● Set task: Retype the whole listing, please, keeping every line exact and dropping the pictures.

● Supplied records:

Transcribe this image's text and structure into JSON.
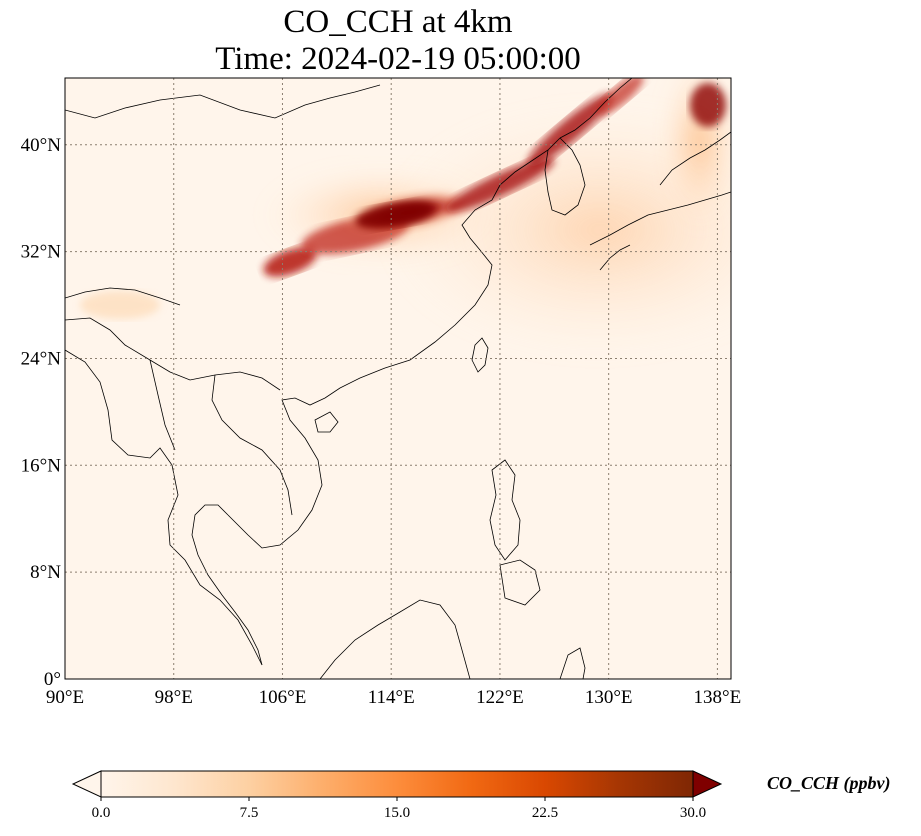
{
  "title": {
    "line1": "CO_CCH at 4km",
    "line2": "Time: 2024-02-19 05:00:00"
  },
  "map": {
    "lon_range": [
      90,
      139
    ],
    "lat_range": [
      0,
      45
    ],
    "lon_ticks": [
      {
        "value": 90,
        "label": "90°E"
      },
      {
        "value": 98,
        "label": "98°E"
      },
      {
        "value": 106,
        "label": "106°E"
      },
      {
        "value": 114,
        "label": "114°E"
      },
      {
        "value": 122,
        "label": "122°E"
      },
      {
        "value": 130,
        "label": "130°E"
      },
      {
        "value": 138,
        "label": "138°E"
      }
    ],
    "lat_ticks": [
      {
        "value": 0,
        "label": "0°"
      },
      {
        "value": 8,
        "label": "8°N"
      },
      {
        "value": 16,
        "label": "16°N"
      },
      {
        "value": 24,
        "label": "24°N"
      },
      {
        "value": 32,
        "label": "32°N"
      },
      {
        "value": 40,
        "label": "40°N"
      }
    ],
    "gridlines": true,
    "background_color": "#fff5eb",
    "grid_color": "#8c7f70"
  },
  "colorbar": {
    "label": "CO_CCH (ppbv)",
    "min": 0,
    "max": 30,
    "extend": "both",
    "ticks": [
      {
        "value": 0,
        "label": "0.0"
      },
      {
        "value": 7.5,
        "label": "7.5"
      },
      {
        "value": 15,
        "label": "15.0"
      },
      {
        "value": 22.5,
        "label": "22.5"
      },
      {
        "value": 30,
        "label": "30.0"
      }
    ],
    "colormap": [
      "#fff5eb",
      "#fee6ce",
      "#fdd0a2",
      "#fdae6b",
      "#fd8d3c",
      "#f16913",
      "#d94801",
      "#a63603",
      "#7f2704"
    ],
    "under_color": "#fff5eb",
    "over_color": "#7f0000"
  }
}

● Solution below:
Transcribe this image's text and structure into JSON.
{
  "title": {
    "line1": "CO_CCH at 4km",
    "line2": "Time: 2024-02-19 05:00:00"
  },
  "map": {
    "lon_range": [
      90,
      139
    ],
    "lat_range": [
      0,
      45
    ],
    "lon_ticks": [
      {
        "value": 90,
        "label": "90°E"
      },
      {
        "value": 98,
        "label": "98°E"
      },
      {
        "value": 106,
        "label": "106°E"
      },
      {
        "value": 114,
        "label": "114°E"
      },
      {
        "value": 122,
        "label": "122°E"
      },
      {
        "value": 130,
        "label": "130°E"
      },
      {
        "value": 138,
        "label": "138°E"
      }
    ],
    "lat_ticks": [
      {
        "value": 0,
        "label": "0°"
      },
      {
        "value": 8,
        "label": "8°N"
      },
      {
        "value": 16,
        "label": "16°N"
      },
      {
        "value": 24,
        "label": "24°N"
      },
      {
        "value": 32,
        "label": "32°N"
      },
      {
        "value": 40,
        "label": "40°N"
      }
    ],
    "gridlines": true,
    "background_color": "#fff5eb",
    "grid_color": "#8c7f70"
  },
  "colorbar": {
    "label": "CO_CCH (ppbv)",
    "min": 0,
    "max": 30,
    "extend": "both",
    "ticks": [
      {
        "value": 0,
        "label": "0.0"
      },
      {
        "value": 7.5,
        "label": "7.5"
      },
      {
        "value": 15,
        "label": "15.0"
      },
      {
        "value": 22.5,
        "label": "22.5"
      },
      {
        "value": 30,
        "label": "30.0"
      }
    ],
    "colormap": [
      "#fff5eb",
      "#fee6ce",
      "#fdd0a2",
      "#fdae6b",
      "#fd8d3c",
      "#f16913",
      "#d94801",
      "#a63603",
      "#7f2704"
    ],
    "under_color": "#fff5eb",
    "over_color": "#7f0000"
  }
}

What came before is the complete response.